▶ [Problem description] Retype the listing that follows, word for word.

****************************************

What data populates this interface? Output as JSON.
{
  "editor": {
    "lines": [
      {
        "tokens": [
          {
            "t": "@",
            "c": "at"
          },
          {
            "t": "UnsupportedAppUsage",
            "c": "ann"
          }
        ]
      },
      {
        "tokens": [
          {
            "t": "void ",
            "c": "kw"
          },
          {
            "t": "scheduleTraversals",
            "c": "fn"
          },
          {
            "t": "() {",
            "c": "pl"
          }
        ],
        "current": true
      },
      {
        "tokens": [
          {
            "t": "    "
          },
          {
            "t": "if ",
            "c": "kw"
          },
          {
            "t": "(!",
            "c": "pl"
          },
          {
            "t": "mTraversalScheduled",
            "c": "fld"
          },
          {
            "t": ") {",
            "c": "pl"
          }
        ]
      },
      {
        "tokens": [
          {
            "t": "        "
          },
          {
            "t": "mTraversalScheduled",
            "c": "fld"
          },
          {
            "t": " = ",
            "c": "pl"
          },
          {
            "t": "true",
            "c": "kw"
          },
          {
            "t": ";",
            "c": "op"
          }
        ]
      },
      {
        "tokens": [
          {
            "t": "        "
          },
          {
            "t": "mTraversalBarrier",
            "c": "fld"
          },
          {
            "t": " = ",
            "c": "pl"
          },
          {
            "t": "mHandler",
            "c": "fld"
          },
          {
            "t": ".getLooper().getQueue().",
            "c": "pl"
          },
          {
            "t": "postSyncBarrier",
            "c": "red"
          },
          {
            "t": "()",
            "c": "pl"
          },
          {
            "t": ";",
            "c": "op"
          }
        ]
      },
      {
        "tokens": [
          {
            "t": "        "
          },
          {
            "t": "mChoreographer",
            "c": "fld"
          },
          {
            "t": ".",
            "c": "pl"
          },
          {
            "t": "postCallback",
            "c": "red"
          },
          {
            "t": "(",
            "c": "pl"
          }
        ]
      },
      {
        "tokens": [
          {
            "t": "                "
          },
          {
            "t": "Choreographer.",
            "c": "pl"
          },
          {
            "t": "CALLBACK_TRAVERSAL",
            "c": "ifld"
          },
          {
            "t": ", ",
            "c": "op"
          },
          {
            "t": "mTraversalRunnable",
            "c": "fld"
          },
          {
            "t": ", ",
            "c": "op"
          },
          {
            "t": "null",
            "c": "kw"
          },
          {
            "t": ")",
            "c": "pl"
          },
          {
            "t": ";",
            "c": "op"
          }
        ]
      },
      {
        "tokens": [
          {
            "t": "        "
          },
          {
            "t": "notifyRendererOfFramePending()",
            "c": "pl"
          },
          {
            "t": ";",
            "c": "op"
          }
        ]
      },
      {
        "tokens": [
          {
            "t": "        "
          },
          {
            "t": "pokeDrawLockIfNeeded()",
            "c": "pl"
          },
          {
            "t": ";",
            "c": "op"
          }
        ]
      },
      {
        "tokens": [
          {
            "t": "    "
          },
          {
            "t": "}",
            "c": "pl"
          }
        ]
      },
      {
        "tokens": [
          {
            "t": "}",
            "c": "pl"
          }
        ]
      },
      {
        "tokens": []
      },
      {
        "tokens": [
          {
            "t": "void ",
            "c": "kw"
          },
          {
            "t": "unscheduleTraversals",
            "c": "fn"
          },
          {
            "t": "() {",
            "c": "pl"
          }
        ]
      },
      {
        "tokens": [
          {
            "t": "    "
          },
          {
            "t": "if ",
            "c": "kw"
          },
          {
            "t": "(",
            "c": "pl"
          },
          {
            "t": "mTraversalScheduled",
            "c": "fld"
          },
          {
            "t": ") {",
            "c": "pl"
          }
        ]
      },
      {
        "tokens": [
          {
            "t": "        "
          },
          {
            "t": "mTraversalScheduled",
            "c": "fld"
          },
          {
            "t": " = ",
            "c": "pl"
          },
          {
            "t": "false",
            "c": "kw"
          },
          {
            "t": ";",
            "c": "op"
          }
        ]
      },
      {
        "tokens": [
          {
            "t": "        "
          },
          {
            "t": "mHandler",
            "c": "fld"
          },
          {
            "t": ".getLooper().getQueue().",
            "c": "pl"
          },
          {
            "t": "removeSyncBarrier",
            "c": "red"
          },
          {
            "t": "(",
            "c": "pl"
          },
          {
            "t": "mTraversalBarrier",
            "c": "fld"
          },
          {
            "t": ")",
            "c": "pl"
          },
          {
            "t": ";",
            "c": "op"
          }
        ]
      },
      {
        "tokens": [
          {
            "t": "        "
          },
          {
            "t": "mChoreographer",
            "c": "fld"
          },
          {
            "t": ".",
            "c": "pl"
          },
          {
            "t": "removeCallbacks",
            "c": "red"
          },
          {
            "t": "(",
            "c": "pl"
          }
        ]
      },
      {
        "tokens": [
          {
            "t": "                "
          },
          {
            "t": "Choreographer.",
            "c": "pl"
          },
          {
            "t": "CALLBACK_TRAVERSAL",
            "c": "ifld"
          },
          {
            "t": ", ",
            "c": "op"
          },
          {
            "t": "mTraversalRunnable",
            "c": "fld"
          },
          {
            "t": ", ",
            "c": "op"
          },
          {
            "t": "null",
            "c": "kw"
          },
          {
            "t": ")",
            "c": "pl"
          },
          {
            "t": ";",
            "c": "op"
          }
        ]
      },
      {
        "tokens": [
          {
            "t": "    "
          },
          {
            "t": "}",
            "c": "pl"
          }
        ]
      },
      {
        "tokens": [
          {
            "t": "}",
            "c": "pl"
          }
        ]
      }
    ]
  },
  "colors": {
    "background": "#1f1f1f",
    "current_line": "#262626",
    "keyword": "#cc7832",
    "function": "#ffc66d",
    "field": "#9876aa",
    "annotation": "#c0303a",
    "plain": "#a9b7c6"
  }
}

****************************************

▶ [The result]
What data populates this interface? Output as JSON.
{
  "editor": {
    "lines": [
      {
        "tokens": [
          {
            "t": "@",
            "c": "at"
          },
          {
            "t": "UnsupportedAppUsage",
            "c": "ann"
          }
        ]
      },
      {
        "tokens": [
          {
            "t": "void ",
            "c": "kw"
          },
          {
            "t": "scheduleTraversals",
            "c": "fn"
          },
          {
            "t": "() {",
            "c": "pl"
          }
        ],
        "current": true
      },
      {
        "tokens": [
          {
            "t": "    "
          },
          {
            "t": "if ",
            "c": "kw"
          },
          {
            "t": "(!",
            "c": "pl"
          },
          {
            "t": "mTraversalScheduled",
            "c": "fld"
          },
          {
            "t": ") {",
            "c": "pl"
          }
        ]
      },
      {
        "tokens": [
          {
            "t": "        "
          },
          {
            "t": "mTraversalScheduled",
            "c": "fld"
          },
          {
            "t": " = ",
            "c": "pl"
          },
          {
            "t": "true",
            "c": "kw"
          },
          {
            "t": ";",
            "c": "op"
          }
        ]
      },
      {
        "tokens": [
          {
            "t": "        "
          },
          {
            "t": "mTraversalBarrier",
            "c": "fld"
          },
          {
            "t": " = ",
            "c": "pl"
          },
          {
            "t": "mHandler",
            "c": "fld"
          },
          {
            "t": ".getLooper().getQueue().",
            "c": "pl"
          },
          {
            "t": "postSyncBarrier",
            "c": "red"
          },
          {
            "t": "()",
            "c": "pl"
          },
          {
            "t": ";",
            "c": "op"
          }
        ]
      },
      {
        "tokens": [
          {
            "t": "        "
          },
          {
            "t": "mChoreographer",
            "c": "fld"
          },
          {
            "t": ".",
            "c": "pl"
          },
          {
            "t": "postCallback",
            "c": "red"
          },
          {
            "t": "(",
            "c": "pl"
          }
        ]
      },
      {
        "tokens": [
          {
            "t": "                "
          },
          {
            "t": "Choreographer.",
            "c": "pl"
          },
          {
            "t": "CALLBACK_TRAVERSAL",
            "c": "ifld"
          },
          {
            "t": ", ",
            "c": "op"
          },
          {
            "t": "mTraversalRunnable",
            "c": "fld"
          },
          {
            "t": ", ",
            "c": "op"
          },
          {
            "t": "null",
            "c": "kw"
          },
          {
            "t": ")",
            "c": "pl"
          },
          {
            "t": ";",
            "c": "op"
          }
        ]
      },
      {
        "tokens": [
          {
            "t": "        "
          },
          {
            "t": "notifyRendererOfFramePending()",
            "c": "pl"
          },
          {
            "t": ";",
            "c": "op"
          }
        ]
      },
      {
        "tokens": [
          {
            "t": "        "
          },
          {
            "t": "pokeDrawLockIfNeeded()",
            "c": "pl"
          },
          {
            "t": ";",
            "c": "op"
          }
        ]
      },
      {
        "tokens": [
          {
            "t": "    "
          },
          {
            "t": "}",
            "c": "pl"
          }
        ]
      },
      {
        "tokens": [
          {
            "t": "}",
            "c": "pl"
          }
        ]
      },
      {
        "tokens": []
      },
      {
        "tokens": [
          {
            "t": "void ",
            "c": "kw"
          },
          {
            "t": "unscheduleTraversals",
            "c": "fn"
          },
          {
            "t": "() {",
            "c": "pl"
          }
        ]
      },
      {
        "tokens": [
          {
            "t": "    "
          },
          {
            "t": "if ",
            "c": "kw"
          },
          {
            "t": "(",
            "c": "pl"
          },
          {
            "t": "mTraversalScheduled",
            "c": "fld"
          },
          {
            "t": ") {",
            "c": "pl"
          }
        ]
      },
      {
        "tokens": [
          {
            "t": "        "
          },
          {
            "t": "mTraversalScheduled",
            "c": "fld"
          },
          {
            "t": " = ",
            "c": "pl"
          },
          {
            "t": "false",
            "c": "kw"
          },
          {
            "t": ";",
            "c": "op"
          }
        ]
      },
      {
        "tokens": [
          {
            "t": "        "
          },
          {
            "t": "mHandler",
            "c": "fld"
          },
          {
            "t": ".getLooper().getQueue().",
            "c": "pl"
          },
          {
            "t": "removeSyncBarrier",
            "c": "red"
          },
          {
            "t": "(",
            "c": "pl"
          },
          {
            "t": "mTraversalBarrier",
            "c": "fld"
          },
          {
            "t": ")",
            "c": "pl"
          },
          {
            "t": ";",
            "c": "op"
          }
        ]
      },
      {
        "tokens": [
          {
            "t": "        "
          },
          {
            "t": "mChoreographer",
            "c": "fld"
          },
          {
            "t": ".",
            "c": "pl"
          },
          {
            "t": "removeCallbacks",
            "c": "red"
          },
          {
            "t": "(",
            "c": "pl"
          }
        ]
      },
      {
        "tokens": [
          {
            "t": "                "
          },
          {
            "t": "Choreographer.",
            "c": "pl"
          },
          {
            "t": "CALLBACK_TRAVERSAL",
            "c": "ifld"
          },
          {
            "t": ", ",
            "c": "op"
          },
          {
            "t": "mTraversalRunnable",
            "c": "fld"
          },
          {
            "t": ", ",
            "c": "op"
          },
          {
            "t": "null",
            "c": "kw"
          },
          {
            "t": ")",
            "c": "pl"
          },
          {
            "t": ";",
            "c": "op"
          }
        ]
      },
      {
        "tokens": [
          {
            "t": "    "
          },
          {
            "t": "}",
            "c": "pl"
          }
        ]
      },
      {
        "tokens": [
          {
            "t": "}",
            "c": "pl"
          }
        ]
      }
    ]
  },
  "colors": {
    "background": "#1f1f1f",
    "current_line": "#262626",
    "keyword": "#cc7832",
    "function": "#ffc66d",
    "field": "#9876aa",
    "annotation": "#c0303a",
    "plain": "#a9b7c6"
  }
}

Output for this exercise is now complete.